TEXT:
****************

Digitale Lösungen und neue Chancen für Menschen mit Behinderungen / ESG in der Praxis am Beispiel von SIG
Arbeit ist nicht nur eine Quelle des Lebensunterhalts, sondern auch eine Möglichkeit zur persönlichen Entwicklung, zum Aufbau von Beziehungen und zur Mitgestaltung der Umwelt. Für viele Menschen bleibt der Zugang zu dieser Welt jedoch nach wie vor eingeschränkt – nicht wegen mangelnder Kompetenzen, sondern aufgrund von Barrieren auf dem Arbeitsmarkt. Inklusion ist ein häufiges Gesprächsthema, wird aber seltener wirklich umgesetzt. Veränderung beginnt jedoch im Alltag – bei der Teamzusammenstellung ebenso wie bei der Wahl der Werkzeuge.
Das Unternehmen SIG zeigt, dass sich durch ESG, Technologie und Empathie ein Arbeitsumfeld schaffen lässt, das Vielfalt willkommen heißt.
ESG als gelebter Wert – nicht nur als Strategie
ESG beschreibt ein Geschäftsmodell, das Verantwortung gegenüber Umwelt (E – Environmental), Gesellschaft (S – Social) und Unternehmensführung (G – Governance) übernimmt. Immer mehr Unternehmen erkennen, dass das „S“ nicht als weiches Element verstanden werden darf, denn genau hier liegen Themen wie Gleichberechtigung, Vielfalt und Inklusion.
Inklusion in der Praxis bedeutet mehr als Chancengleichheit. Es geht darum, Räume aktiv zu gestalten, in denen jeder Mensch – unabhängig von Einschränkungen, Herkunft oder individuellen Bedürfnissen – tatsächlich am Berufsleben teilnehmen kann. Im Unternehmenskontext heißt das: Arbeitsplätze, Prozesse und Unternehmenskulturen so zu gestalten, dass sie die Präsenz von Menschen mit besonderen Bedürfnissen nicht nur zulassen, sondern ausdrücklich fördern und wertschätzen.
In einer Welt, in der der Ausschluss vom Arbeitsmarkt oft durch physische, soziale oder systemische Barrieren entsteht, kommt den Unternehmen eine entscheidende Rolle zu. Arbeitgeber können und sollten als Impulsgeber des Wandels agieren. Von ihnen hängt es ab, ob Vielfalt ein echter Vorteil der Teams wird oder nur ein Schlagwort in der Unternehmenskommunikation bleibt.

****************

VORLIEGENDE DATENSÄTZE:
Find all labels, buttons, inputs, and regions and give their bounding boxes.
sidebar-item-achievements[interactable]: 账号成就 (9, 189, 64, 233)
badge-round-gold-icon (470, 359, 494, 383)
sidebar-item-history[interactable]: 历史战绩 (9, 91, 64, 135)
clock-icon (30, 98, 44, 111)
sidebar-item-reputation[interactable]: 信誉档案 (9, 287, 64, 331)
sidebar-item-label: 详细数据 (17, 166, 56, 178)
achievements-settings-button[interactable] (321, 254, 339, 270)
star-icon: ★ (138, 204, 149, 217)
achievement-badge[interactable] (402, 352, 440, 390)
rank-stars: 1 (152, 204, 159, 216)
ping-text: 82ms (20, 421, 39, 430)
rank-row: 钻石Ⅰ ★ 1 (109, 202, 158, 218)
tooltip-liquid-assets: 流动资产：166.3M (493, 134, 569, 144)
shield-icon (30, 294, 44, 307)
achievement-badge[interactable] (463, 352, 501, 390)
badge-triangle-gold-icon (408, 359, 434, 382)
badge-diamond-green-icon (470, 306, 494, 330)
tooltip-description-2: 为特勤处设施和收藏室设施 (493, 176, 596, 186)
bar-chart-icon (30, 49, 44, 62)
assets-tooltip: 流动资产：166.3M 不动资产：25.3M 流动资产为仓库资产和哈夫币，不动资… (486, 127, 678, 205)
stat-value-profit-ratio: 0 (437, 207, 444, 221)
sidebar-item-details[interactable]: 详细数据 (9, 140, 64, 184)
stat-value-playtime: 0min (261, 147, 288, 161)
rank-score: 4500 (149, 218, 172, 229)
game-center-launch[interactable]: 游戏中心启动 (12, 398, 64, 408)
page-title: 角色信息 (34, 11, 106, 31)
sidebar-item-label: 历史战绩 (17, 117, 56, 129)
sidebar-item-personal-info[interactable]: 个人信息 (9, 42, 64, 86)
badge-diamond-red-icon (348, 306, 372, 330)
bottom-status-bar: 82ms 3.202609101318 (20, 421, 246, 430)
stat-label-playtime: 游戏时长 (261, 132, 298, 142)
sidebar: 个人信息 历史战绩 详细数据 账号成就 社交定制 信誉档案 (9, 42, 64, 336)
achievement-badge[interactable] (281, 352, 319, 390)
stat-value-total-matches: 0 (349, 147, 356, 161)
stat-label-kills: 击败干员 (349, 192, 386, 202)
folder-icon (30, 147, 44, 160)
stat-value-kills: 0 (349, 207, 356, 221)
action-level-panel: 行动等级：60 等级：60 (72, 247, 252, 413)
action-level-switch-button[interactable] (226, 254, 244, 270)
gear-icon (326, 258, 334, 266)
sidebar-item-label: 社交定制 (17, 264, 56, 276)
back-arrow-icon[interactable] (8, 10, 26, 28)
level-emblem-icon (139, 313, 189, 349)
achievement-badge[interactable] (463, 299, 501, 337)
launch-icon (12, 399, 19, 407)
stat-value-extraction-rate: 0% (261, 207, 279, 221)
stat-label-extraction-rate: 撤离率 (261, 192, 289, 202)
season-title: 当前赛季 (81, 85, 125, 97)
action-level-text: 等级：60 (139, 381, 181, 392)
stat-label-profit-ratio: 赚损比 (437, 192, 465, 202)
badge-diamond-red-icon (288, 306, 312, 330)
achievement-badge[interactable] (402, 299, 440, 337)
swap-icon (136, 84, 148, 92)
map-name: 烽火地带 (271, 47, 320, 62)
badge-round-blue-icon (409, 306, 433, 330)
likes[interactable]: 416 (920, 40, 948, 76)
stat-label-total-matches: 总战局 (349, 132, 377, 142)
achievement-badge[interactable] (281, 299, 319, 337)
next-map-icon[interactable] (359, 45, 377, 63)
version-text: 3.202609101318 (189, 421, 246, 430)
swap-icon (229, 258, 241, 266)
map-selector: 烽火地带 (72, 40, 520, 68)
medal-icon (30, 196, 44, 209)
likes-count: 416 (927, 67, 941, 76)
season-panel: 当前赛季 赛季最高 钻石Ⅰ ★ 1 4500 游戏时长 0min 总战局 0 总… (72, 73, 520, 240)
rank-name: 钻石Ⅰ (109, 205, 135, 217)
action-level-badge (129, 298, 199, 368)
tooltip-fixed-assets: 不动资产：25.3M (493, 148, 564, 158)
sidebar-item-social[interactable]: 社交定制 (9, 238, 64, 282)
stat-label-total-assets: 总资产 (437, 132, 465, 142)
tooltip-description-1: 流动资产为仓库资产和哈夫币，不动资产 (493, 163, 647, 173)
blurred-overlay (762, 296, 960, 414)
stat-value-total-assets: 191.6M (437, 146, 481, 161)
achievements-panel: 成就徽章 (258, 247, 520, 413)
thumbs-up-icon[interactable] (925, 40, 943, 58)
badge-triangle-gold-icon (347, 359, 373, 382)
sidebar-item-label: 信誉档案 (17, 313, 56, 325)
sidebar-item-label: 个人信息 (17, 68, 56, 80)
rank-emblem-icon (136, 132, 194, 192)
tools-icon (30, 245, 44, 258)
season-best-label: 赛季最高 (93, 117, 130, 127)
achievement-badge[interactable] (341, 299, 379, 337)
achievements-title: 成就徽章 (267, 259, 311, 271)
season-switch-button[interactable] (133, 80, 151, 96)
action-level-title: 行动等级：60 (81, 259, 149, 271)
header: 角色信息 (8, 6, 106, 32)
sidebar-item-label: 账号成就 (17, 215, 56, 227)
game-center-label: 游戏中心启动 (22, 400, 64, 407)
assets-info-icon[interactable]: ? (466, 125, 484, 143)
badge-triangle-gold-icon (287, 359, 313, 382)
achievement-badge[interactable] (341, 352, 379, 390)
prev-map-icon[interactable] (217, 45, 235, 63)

****************

AUFGABE: Welche Themen liegen laut dem Text im „S“ von ESG? Nenne sie bitte kurz. Die Datensätze werden hier nicht gebraucht.

ANTWORT: Gleichberechtigung, Vielfalt und Inklusion.